* Task brief *
Repeat every record below exactly as it appears.

--- Data ---

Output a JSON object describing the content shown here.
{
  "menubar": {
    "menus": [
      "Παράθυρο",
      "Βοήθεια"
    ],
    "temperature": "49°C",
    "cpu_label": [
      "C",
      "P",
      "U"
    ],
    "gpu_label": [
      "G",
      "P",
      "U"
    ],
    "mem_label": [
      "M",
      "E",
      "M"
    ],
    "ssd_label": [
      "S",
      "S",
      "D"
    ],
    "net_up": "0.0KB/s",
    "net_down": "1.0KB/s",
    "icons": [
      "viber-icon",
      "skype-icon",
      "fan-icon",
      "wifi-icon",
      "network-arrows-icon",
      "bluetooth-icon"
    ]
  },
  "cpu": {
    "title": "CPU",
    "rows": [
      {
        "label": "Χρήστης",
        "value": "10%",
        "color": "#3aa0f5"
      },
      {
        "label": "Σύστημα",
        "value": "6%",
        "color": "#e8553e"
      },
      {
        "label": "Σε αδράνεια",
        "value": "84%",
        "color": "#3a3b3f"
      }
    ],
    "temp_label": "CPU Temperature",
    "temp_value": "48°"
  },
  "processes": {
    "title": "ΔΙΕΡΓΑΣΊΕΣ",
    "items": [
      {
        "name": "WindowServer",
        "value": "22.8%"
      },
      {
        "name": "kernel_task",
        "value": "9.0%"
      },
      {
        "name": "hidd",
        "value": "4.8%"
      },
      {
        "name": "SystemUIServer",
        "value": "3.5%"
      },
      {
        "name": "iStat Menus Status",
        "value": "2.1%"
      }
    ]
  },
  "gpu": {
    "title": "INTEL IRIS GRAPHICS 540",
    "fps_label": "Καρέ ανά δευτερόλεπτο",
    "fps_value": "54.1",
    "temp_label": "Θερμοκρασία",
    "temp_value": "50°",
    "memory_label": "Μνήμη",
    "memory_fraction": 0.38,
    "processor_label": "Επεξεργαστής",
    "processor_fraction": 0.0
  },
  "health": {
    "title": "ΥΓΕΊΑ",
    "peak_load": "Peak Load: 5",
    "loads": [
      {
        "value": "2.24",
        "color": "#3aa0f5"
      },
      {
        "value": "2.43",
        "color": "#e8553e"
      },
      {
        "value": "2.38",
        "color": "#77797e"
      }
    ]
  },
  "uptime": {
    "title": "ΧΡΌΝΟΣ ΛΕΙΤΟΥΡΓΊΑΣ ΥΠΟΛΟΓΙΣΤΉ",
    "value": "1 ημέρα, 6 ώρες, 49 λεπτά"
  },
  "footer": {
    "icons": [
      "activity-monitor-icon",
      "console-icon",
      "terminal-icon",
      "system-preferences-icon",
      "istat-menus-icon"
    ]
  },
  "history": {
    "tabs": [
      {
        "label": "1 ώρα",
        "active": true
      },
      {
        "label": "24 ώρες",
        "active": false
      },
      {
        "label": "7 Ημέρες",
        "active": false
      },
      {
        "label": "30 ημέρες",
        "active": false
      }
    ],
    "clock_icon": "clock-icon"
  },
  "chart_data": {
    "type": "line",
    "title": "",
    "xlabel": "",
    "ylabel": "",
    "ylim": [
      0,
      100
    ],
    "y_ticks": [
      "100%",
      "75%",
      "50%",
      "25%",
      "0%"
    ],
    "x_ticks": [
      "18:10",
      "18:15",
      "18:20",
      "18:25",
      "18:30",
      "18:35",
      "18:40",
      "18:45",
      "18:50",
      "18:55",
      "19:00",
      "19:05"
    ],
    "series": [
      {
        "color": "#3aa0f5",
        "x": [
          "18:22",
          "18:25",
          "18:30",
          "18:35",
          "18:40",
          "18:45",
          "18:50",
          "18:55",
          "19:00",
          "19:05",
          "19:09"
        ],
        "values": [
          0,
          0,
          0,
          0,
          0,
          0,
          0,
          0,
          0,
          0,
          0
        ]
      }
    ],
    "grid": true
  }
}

---

* Worked answer *
Output a JSON object describing the content shown here.
{
  "menubar": {
    "menus": [
      "Παράθυρο",
      "Βοήθεια"
    ],
    "temperature": "49°C",
    "cpu_label": [
      "C",
      "P",
      "U"
    ],
    "gpu_label": [
      "G",
      "P",
      "U"
    ],
    "mem_label": [
      "M",
      "E",
      "M"
    ],
    "ssd_label": [
      "S",
      "S",
      "D"
    ],
    "net_up": "0.0KB/s",
    "net_down": "1.0KB/s",
    "icons": [
      "viber-icon",
      "skype-icon",
      "fan-icon",
      "wifi-icon",
      "network-arrows-icon",
      "bluetooth-icon"
    ]
  },
  "cpu": {
    "title": "CPU",
    "rows": [
      {
        "label": "Χρήστης",
        "value": "10%",
        "color": "#3aa0f5"
      },
      {
        "label": "Σύστημα",
        "value": "6%",
        "color": "#e8553e"
      },
      {
        "label": "Σε αδράνεια",
        "value": "84%",
        "color": "#3a3b3f"
      }
    ],
    "temp_label": "CPU Temperature",
    "temp_value": "48°"
  },
  "processes": {
    "title": "ΔΙΕΡΓΑΣΊΕΣ",
    "items": [
      {
        "name": "WindowServer",
        "value": "22.8%"
      },
      {
        "name": "kernel_task",
        "value": "9.0%"
      },
      {
        "name": "hidd",
        "value": "4.8%"
      },
      {
        "name": "SystemUIServer",
        "value": "3.5%"
      },
      {
        "name": "iStat Menus Status",
        "value": "2.1%"
      }
    ]
  },
  "gpu": {
    "title": "INTEL IRIS GRAPHICS 540",
    "fps_label": "Καρέ ανά δευτερόλεπτο",
    "fps_value": "54.1",
    "temp_label": "Θερμοκρασία",
    "temp_value": "50°",
    "memory_label": "Μνήμη",
    "memory_fraction": 0.38,
    "processor_label": "Επεξεργαστής",
    "processor_fraction": 0.0
  },
  "health": {
    "title": "ΥΓΕΊΑ",
    "peak_load": "Peak Load: 5",
    "loads": [
      {
        "value": "2.24",
        "color": "#3aa0f5"
      },
      {
        "value": "2.43",
        "color": "#e8553e"
      },
      {
        "value": "2.38",
        "color": "#77797e"
      }
    ]
  },
  "uptime": {
    "title": "ΧΡΌΝΟΣ ΛΕΙΤΟΥΡΓΊΑΣ ΥΠΟΛΟΓΙΣΤΉ",
    "value": "1 ημέρα, 6 ώρες, 49 λεπτά"
  },
  "footer": {
    "icons": [
      "activity-monitor-icon",
      "console-icon",
      "terminal-icon",
      "system-preferences-icon",
      "istat-menus-icon"
    ]
  },
  "history": {
    "tabs": [
      {
        "label": "1 ώρα",
        "active": true
      },
      {
        "label": "24 ώρες",
        "active": false
      },
      {
        "label": "7 Ημέρες",
        "active": false
      },
      {
        "label": "30 ημέρες",
        "active": false
      }
    ],
    "clock_icon": "clock-icon"
  },
  "chart_data": {
    "type": "line",
    "title": "",
    "xlabel": "",
    "ylabel": "",
    "ylim": [
      0,
      100
    ],
    "y_ticks": [
      "100%",
      "75%",
      "50%",
      "25%",
      "0%"
    ],
    "x_ticks": [
      "18:10",
      "18:15",
      "18:20",
      "18:25",
      "18:30",
      "18:35",
      "18:40",
      "18:45",
      "18:50",
      "18:55",
      "19:00",
      "19:05"
    ],
    "series": [
      {
        "color": "#3aa0f5",
        "x": [
          "18:22",
          "18:25",
          "18:30",
          "18:35",
          "18:40",
          "18:45",
          "18:50",
          "18:55",
          "19:00",
          "19:05",
          "19:09"
        ],
        "values": [
          0,
          0,
          0,
          0,
          0,
          0,
          0,
          0,
          0,
          0,
          0
        ]
      }
    ],
    "grid": true
  }
}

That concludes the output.